[Structured figure records]

-- -- --

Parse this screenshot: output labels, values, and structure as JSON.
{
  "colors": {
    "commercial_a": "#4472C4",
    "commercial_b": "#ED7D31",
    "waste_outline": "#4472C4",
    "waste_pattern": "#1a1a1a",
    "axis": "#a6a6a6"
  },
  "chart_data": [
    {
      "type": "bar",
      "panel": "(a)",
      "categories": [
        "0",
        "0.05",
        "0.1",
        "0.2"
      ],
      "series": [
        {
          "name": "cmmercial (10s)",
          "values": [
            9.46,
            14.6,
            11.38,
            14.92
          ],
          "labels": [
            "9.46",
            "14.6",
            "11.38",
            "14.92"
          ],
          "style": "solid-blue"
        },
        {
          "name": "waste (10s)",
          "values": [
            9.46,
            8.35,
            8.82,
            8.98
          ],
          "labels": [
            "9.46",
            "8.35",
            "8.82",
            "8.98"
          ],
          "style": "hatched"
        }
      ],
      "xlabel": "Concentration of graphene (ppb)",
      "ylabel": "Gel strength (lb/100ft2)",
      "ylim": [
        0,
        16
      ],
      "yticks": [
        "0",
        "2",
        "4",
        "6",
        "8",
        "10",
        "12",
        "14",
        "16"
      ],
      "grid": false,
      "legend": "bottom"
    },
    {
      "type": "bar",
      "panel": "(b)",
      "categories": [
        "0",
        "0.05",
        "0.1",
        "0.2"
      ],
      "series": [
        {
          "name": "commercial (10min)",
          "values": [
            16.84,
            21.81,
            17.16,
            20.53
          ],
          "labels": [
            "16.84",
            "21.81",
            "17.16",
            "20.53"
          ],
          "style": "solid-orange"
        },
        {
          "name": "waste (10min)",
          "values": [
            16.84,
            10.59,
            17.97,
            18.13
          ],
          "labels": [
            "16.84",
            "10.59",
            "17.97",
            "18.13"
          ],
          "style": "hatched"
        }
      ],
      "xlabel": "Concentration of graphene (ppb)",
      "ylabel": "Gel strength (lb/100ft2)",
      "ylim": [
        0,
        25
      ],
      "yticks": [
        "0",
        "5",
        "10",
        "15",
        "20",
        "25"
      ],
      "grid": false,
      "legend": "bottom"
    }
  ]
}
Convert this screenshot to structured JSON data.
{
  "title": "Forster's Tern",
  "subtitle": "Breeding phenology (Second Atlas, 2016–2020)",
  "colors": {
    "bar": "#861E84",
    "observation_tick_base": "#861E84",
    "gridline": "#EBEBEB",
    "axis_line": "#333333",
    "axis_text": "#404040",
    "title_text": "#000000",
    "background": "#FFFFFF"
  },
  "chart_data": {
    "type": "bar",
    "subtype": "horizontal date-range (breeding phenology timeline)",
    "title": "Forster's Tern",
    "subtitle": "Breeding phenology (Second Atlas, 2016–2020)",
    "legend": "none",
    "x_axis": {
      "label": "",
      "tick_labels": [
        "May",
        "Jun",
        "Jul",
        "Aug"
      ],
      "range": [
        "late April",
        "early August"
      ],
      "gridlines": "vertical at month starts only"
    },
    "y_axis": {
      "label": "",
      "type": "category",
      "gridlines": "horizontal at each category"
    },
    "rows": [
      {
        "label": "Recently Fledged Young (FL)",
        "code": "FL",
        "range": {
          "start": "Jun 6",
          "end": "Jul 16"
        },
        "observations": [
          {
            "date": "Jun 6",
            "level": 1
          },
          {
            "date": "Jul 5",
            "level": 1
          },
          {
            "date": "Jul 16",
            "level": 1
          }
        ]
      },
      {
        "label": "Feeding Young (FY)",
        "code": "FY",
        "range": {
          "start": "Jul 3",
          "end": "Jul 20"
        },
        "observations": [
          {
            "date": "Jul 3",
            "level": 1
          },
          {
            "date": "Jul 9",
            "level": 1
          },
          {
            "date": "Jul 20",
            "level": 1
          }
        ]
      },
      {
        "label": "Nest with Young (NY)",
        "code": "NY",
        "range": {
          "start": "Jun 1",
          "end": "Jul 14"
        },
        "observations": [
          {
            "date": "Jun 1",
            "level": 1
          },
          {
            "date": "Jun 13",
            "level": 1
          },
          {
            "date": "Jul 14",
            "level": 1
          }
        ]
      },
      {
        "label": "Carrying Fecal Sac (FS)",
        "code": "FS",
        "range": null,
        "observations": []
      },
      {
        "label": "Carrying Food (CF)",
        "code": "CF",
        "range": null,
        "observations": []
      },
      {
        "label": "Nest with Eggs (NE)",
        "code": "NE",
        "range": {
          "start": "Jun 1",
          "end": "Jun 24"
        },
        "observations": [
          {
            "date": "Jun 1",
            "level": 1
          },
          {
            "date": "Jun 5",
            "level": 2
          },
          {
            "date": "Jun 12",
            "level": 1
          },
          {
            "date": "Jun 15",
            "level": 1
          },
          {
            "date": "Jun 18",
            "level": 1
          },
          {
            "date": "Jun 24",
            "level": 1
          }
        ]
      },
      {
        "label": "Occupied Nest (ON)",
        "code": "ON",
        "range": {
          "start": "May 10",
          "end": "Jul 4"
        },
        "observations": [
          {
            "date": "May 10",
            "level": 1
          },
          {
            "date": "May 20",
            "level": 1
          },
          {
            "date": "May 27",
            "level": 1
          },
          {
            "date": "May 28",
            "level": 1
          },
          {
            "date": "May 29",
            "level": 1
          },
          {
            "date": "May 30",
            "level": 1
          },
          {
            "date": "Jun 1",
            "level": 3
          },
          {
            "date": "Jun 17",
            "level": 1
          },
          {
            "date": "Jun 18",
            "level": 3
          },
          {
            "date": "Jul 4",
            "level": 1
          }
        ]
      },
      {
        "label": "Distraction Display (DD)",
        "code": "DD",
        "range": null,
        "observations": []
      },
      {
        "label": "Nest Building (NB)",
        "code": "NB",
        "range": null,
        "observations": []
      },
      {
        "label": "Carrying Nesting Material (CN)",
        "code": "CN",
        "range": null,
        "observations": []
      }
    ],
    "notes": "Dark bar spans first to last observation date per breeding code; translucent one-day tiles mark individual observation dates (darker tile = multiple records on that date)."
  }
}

-- -- --

### Request
What do the records say? Quote them all exactly.

### Worked answer
Parse this screenshot: output labels, values, and structure as JSON.
{
  "colors": {
    "commercial_a": "#4472C4",
    "commercial_b": "#ED7D31",
    "waste_outline": "#4472C4",
    "waste_pattern": "#1a1a1a",
    "axis": "#a6a6a6"
  },
  "chart_data": [
    {
      "type": "bar",
      "panel": "(a)",
      "categories": [
        "0",
        "0.05",
        "0.1",
        "0.2"
      ],
      "series": [
        {
          "name": "cmmercial (10s)",
          "values": [
            9.46,
            14.6,
            11.38,
            14.92
          ],
          "labels": [
            "9.46",
            "14.6",
            "11.38",
            "14.92"
          ],
          "style": "solid-blue"
        },
        {
          "name": "waste (10s)",
          "values": [
            9.46,
            8.35,
            8.82,
            8.98
          ],
          "labels": [
            "9.46",
            "8.35",
            "8.82",
            "8.98"
          ],
          "style": "hatched"
        }
      ],
      "xlabel": "Concentration of graphene (ppb)",
      "ylabel": "Gel strength (lb/100ft2)",
      "ylim": [
        0,
        16
      ],
      "yticks": [
        "0",
        "2",
        "4",
        "6",
        "8",
        "10",
        "12",
        "14",
        "16"
      ],
      "grid": false,
      "legend": "bottom"
    },
    {
      "type": "bar",
      "panel": "(b)",
      "categories": [
        "0",
        "0.05",
        "0.1",
        "0.2"
      ],
      "series": [
        {
          "name": "commercial (10min)",
          "values": [
            16.84,
            21.81,
            17.16,
            20.53
          ],
          "labels": [
            "16.84",
            "21.81",
            "17.16",
            "20.53"
          ],
          "style": "solid-orange"
        },
        {
          "name": "waste (10min)",
          "values": [
            16.84,
            10.59,
            17.97,
            18.13
          ],
          "labels": [
            "16.84",
            "10.59",
            "17.97",
            "18.13"
          ],
          "style": "hatched"
        }
      ],
      "xlabel": "Concentration of graphene (ppb)",
      "ylabel": "Gel strength (lb/100ft2)",
      "ylim": [
        0,
        25
      ],
      "yticks": [
        "0",
        "5",
        "10",
        "15",
        "20",
        "25"
      ],
      "grid": false,
      "legend": "bottom"
    }
  ]
}
Convert this screenshot to structured JSON data.
{
  "title": "Forster's Tern",
  "subtitle": "Breeding phenology (Second Atlas, 2016–2020)",
  "colors": {
    "bar": "#861E84",
    "observation_tick_base": "#861E84",
    "gridline": "#EBEBEB",
    "axis_line": "#333333",
    "axis_text": "#404040",
    "title_text": "#000000",
    "background": "#FFFFFF"
  },
  "chart_data": {
    "type": "bar",
    "subtype": "horizontal date-range (breeding phenology timeline)",
    "title": "Forster's Tern",
    "subtitle": "Breeding phenology (Second Atlas, 2016–2020)",
    "legend": "none",
    "x_axis": {
      "label": "",
      "tick_labels": [
        "May",
        "Jun",
        "Jul",
        "Aug"
      ],
      "range": [
        "late April",
        "early August"
      ],
      "gridlines": "vertical at month starts only"
    },
    "y_axis": {
      "label": "",
      "type": "category",
      "gridlines": "horizontal at each category"
    },
    "rows": [
      {
        "label": "Recently Fledged Young (FL)",
        "code": "FL",
        "range": {
          "start": "Jun 6",
          "end": "Jul 16"
        },
        "observations": [
          {
            "date": "Jun 6",
            "level": 1
          },
          {
            "date": "Jul 5",
            "level": 1
          },
          {
            "date": "Jul 16",
            "level": 1
          }
        ]
      },
      {
        "label": "Feeding Young (FY)",
        "code": "FY",
        "range": {
          "start": "Jul 3",
          "end": "Jul 20"
        },
        "observations": [
          {
            "date": "Jul 3",
            "level": 1
          },
          {
            "date": "Jul 9",
            "level": 1
          },
          {
            "date": "Jul 20",
            "level": 1
          }
        ]
      },
      {
        "label": "Nest with Young (NY)",
        "code": "NY",
        "range": {
          "start": "Jun 1",
          "end": "Jul 14"
        },
        "observations": [
          {
            "date": "Jun 1",
            "level": 1
          },
          {
            "date": "Jun 13",
            "level": 1
          },
          {
            "date": "Jul 14",
            "level": 1
          }
        ]
      },
      {
        "label": "Carrying Fecal Sac (FS)",
        "code": "FS",
        "range": null,
        "observations": []
      },
      {
        "label": "Carrying Food (CF)",
        "code": "CF",
        "range": null,
        "observations": []
      },
      {
        "label": "Nest with Eggs (NE)",
        "code": "NE",
        "range": {
          "start": "Jun 1",
          "end": "Jun 24"
        },
        "observations": [
          {
            "date": "Jun 1",
            "level": 1
          },
          {
            "date": "Jun 5",
            "level": 2
          },
          {
            "date": "Jun 12",
            "level": 1
          },
          {
            "date": "Jun 15",
            "level": 1
          },
          {
            "date": "Jun 18",
            "level": 1
          },
          {
            "date": "Jun 24",
            "level": 1
          }
        ]
      },
      {
        "label": "Occupied Nest (ON)",
        "code": "ON",
        "range": {
          "start": "May 10",
          "end": "Jul 4"
        },
        "observations": [
          {
            "date": "May 10",
            "level": 1
          },
          {
            "date": "May 20",
            "level": 1
          },
          {
            "date": "May 27",
            "level": 1
          },
          {
            "date": "May 28",
            "level": 1
          },
          {
            "date": "May 29",
            "level": 1
          },
          {
            "date": "May 30",
            "level": 1
          },
          {
            "date": "Jun 1",
            "level": 3
          },
          {
            "date": "Jun 17",
            "level": 1
          },
          {
            "date": "Jun 18",
            "level": 3
          },
          {
            "date": "Jul 4",
            "level": 1
          }
        ]
      },
      {
        "label": "Distraction Display (DD)",
        "code": "DD",
        "range": null,
        "observations": []
      },
      {
        "label": "Nest Building (NB)",
        "code": "NB",
        "range": null,
        "observations": []
      },
      {
        "label": "Carrying Nesting Material (CN)",
        "code": "CN",
        "range": null,
        "observations": []
      }
    ],
    "notes": "Dark bar spans first to last observation date per breeding code; translucent one-day tiles mark individual observation dates (darker tile = multiple records on that date)."
  }
}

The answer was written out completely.